(Saved data entries)
● ● ● ● ● ● ●

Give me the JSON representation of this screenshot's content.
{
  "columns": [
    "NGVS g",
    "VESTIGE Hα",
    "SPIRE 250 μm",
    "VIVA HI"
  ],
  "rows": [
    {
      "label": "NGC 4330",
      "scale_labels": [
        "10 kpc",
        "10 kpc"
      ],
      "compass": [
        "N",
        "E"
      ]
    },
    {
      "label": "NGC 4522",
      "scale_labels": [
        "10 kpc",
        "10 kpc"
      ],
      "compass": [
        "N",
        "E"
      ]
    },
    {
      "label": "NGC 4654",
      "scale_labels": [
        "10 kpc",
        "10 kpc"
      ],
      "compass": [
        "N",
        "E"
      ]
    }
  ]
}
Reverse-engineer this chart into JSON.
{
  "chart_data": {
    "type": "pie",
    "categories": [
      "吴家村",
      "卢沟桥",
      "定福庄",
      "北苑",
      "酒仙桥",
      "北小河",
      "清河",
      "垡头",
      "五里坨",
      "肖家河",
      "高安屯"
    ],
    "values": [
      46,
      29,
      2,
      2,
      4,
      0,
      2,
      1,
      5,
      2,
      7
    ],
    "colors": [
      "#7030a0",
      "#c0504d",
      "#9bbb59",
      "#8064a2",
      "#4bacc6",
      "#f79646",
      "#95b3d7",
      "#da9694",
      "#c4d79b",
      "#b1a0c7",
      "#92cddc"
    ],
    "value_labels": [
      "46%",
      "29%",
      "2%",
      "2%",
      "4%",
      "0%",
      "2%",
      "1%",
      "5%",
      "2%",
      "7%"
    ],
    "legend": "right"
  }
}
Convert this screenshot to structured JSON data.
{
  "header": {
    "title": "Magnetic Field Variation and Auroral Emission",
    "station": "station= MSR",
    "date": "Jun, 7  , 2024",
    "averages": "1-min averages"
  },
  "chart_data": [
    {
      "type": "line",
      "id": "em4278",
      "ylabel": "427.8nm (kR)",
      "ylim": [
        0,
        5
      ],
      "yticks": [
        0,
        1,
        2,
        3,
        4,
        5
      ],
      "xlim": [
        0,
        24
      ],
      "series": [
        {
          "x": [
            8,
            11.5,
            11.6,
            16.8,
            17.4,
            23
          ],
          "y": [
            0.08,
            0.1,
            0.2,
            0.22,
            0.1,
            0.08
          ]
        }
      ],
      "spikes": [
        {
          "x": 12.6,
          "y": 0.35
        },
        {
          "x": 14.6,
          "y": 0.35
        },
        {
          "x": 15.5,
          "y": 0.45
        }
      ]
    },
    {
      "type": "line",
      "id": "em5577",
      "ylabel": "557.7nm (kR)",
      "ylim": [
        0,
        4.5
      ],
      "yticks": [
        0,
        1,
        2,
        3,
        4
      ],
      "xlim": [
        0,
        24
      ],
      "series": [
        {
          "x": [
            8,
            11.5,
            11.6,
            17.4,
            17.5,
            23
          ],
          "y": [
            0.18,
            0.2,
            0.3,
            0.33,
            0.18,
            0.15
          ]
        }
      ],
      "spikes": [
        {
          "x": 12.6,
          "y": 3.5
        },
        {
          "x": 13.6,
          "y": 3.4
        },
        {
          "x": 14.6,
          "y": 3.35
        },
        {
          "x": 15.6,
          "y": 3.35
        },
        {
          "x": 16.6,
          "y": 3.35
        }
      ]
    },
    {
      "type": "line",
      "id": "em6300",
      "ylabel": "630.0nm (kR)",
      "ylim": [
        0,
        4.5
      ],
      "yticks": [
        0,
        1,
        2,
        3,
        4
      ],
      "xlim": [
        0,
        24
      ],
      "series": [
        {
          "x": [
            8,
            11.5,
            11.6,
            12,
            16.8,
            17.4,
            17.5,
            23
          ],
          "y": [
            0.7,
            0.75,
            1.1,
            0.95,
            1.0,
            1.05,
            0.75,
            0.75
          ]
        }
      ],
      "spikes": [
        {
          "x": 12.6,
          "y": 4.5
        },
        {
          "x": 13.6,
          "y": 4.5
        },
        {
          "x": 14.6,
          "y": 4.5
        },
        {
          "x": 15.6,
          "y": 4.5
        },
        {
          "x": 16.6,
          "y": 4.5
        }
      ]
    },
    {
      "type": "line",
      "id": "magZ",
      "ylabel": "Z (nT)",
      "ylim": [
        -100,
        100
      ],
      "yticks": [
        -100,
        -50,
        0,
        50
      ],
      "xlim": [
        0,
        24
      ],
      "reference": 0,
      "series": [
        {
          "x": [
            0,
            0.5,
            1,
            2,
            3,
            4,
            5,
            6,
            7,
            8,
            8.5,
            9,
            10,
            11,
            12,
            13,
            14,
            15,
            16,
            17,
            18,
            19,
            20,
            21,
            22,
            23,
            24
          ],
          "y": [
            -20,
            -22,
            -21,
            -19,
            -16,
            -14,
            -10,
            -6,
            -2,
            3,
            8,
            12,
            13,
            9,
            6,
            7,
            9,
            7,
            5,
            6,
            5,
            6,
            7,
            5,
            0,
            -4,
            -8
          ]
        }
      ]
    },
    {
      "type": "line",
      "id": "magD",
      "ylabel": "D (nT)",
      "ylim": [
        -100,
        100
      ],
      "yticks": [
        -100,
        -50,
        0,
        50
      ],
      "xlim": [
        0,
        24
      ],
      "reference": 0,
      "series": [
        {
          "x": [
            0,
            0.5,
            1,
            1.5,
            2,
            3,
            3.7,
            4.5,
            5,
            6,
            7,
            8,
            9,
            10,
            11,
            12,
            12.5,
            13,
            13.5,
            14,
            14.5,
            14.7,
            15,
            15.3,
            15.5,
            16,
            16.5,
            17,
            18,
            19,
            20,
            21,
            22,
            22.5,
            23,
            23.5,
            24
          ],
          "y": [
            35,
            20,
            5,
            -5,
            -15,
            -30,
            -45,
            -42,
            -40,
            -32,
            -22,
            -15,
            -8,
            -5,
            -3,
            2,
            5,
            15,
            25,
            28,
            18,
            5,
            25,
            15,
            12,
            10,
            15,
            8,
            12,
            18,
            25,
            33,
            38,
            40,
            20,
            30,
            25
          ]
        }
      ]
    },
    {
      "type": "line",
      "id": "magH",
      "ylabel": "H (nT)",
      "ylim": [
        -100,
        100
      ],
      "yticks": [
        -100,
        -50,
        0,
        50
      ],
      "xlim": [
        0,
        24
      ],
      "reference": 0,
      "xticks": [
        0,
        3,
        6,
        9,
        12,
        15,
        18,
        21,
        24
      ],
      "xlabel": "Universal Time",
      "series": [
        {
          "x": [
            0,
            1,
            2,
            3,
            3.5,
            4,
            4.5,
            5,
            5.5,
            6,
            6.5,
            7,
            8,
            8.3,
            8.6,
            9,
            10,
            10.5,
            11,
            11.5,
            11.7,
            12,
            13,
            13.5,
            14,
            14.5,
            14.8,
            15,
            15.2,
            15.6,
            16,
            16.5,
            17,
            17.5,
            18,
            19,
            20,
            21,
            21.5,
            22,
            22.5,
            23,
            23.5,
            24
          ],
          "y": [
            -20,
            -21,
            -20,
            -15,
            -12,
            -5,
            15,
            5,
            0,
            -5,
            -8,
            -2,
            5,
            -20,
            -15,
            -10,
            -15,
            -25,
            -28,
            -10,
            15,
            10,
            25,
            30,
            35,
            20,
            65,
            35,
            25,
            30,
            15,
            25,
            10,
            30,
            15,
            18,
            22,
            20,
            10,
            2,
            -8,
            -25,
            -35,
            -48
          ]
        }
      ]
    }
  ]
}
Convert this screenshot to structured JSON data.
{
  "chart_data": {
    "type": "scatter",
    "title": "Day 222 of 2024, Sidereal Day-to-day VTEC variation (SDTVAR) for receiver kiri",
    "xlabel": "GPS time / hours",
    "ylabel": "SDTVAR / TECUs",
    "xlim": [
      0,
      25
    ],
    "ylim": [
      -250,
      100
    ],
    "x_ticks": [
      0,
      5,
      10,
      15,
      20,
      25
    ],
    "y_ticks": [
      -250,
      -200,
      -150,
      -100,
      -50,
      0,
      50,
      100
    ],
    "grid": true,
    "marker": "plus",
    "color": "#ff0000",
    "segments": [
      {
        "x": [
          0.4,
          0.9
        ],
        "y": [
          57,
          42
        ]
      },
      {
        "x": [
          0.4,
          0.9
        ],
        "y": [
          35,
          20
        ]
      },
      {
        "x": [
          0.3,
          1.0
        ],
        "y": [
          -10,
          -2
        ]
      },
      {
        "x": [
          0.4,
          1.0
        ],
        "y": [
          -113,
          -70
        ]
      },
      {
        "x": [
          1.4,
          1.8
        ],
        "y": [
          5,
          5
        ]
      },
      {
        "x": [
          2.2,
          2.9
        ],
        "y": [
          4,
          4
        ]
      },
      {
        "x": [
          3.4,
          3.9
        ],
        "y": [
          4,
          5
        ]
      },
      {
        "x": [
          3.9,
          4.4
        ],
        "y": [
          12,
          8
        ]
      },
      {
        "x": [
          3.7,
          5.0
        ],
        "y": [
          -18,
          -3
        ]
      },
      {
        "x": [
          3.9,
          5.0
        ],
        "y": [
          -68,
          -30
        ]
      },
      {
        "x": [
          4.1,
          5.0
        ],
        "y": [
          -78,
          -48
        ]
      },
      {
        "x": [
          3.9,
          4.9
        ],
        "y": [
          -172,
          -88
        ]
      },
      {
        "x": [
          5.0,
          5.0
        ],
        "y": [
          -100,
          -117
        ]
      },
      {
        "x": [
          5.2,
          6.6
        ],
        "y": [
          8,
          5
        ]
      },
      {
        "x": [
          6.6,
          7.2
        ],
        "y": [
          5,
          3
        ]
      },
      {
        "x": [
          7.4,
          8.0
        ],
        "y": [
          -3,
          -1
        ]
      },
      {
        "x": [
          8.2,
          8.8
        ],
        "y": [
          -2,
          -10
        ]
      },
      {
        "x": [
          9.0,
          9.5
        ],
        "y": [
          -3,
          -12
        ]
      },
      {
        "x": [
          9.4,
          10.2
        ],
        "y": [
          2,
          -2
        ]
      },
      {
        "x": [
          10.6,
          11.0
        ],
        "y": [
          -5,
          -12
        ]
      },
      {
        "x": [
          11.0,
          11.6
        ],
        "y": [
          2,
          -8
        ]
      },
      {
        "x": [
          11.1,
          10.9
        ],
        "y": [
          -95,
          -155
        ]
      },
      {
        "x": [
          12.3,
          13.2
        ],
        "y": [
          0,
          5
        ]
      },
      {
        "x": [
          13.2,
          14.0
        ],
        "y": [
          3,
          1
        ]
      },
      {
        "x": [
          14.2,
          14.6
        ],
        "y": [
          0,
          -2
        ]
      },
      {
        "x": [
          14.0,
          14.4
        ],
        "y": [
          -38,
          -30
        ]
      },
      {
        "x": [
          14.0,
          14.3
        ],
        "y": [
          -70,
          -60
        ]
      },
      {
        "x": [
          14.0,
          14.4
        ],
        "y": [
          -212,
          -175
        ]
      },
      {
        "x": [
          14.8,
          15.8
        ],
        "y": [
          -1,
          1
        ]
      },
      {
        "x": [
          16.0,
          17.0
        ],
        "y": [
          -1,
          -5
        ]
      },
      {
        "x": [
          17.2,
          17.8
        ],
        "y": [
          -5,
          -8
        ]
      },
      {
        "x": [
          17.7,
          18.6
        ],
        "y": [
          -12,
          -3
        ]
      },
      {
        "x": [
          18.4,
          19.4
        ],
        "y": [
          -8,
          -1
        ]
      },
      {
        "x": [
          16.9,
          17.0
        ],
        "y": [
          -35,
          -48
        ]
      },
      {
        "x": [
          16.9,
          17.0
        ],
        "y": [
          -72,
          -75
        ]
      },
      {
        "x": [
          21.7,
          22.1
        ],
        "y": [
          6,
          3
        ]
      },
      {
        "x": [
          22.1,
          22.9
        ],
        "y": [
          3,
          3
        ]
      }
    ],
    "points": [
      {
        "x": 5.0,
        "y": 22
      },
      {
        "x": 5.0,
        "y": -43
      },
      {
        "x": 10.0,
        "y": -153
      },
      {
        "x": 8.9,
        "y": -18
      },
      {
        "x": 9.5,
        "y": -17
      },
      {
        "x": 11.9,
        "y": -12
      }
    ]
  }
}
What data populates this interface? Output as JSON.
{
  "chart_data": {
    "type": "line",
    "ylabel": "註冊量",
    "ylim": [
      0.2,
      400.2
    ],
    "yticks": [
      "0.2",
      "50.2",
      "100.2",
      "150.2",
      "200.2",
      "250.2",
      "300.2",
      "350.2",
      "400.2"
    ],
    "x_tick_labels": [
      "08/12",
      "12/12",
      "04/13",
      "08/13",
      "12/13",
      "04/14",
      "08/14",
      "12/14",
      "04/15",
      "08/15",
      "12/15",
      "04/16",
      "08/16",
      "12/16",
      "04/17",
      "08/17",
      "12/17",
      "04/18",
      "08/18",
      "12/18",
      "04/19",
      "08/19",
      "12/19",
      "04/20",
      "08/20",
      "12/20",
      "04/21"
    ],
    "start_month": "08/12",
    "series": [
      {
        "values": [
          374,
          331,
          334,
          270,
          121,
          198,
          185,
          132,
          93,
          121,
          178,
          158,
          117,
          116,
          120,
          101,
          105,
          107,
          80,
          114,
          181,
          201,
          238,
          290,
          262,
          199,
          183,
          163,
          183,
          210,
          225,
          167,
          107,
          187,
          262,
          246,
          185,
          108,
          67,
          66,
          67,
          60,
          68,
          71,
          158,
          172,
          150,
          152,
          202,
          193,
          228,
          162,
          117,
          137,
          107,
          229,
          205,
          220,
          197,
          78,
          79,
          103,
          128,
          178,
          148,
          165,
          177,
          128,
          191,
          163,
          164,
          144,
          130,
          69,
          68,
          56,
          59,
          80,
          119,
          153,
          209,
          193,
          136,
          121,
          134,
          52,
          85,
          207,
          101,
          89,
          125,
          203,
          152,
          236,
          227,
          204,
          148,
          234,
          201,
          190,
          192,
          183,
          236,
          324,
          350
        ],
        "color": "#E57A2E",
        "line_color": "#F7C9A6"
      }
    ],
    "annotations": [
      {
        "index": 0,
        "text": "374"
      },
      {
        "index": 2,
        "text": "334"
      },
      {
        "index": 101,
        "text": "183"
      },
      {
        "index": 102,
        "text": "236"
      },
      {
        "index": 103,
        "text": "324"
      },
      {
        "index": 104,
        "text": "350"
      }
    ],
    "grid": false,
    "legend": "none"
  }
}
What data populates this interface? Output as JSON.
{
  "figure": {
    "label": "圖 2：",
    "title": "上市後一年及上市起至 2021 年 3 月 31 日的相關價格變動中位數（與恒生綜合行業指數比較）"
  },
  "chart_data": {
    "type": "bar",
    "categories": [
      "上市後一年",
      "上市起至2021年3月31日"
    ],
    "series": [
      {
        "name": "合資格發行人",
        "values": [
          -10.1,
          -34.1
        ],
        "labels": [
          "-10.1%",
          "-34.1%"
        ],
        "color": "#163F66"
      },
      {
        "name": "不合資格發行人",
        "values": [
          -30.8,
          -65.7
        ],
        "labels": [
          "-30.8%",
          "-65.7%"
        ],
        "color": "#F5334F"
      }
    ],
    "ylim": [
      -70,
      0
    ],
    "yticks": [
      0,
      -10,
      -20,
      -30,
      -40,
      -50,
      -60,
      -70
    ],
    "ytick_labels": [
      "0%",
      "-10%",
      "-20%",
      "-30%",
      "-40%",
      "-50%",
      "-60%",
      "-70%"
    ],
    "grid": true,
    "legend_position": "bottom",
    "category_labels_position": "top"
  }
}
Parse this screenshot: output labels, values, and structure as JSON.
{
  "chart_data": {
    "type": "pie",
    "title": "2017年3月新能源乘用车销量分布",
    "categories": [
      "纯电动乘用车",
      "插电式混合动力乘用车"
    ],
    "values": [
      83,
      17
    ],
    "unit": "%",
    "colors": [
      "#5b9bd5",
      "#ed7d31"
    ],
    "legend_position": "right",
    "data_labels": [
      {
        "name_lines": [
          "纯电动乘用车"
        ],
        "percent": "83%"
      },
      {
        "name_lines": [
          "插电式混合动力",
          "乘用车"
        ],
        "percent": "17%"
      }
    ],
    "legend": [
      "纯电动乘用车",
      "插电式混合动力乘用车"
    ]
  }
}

● ● ● ● ● ● ●

_YOUR OBJECTIVE_
Reply with nothing except the number of lines in the listing above that include "JSON".

_ANSWER TO THE TASK_
7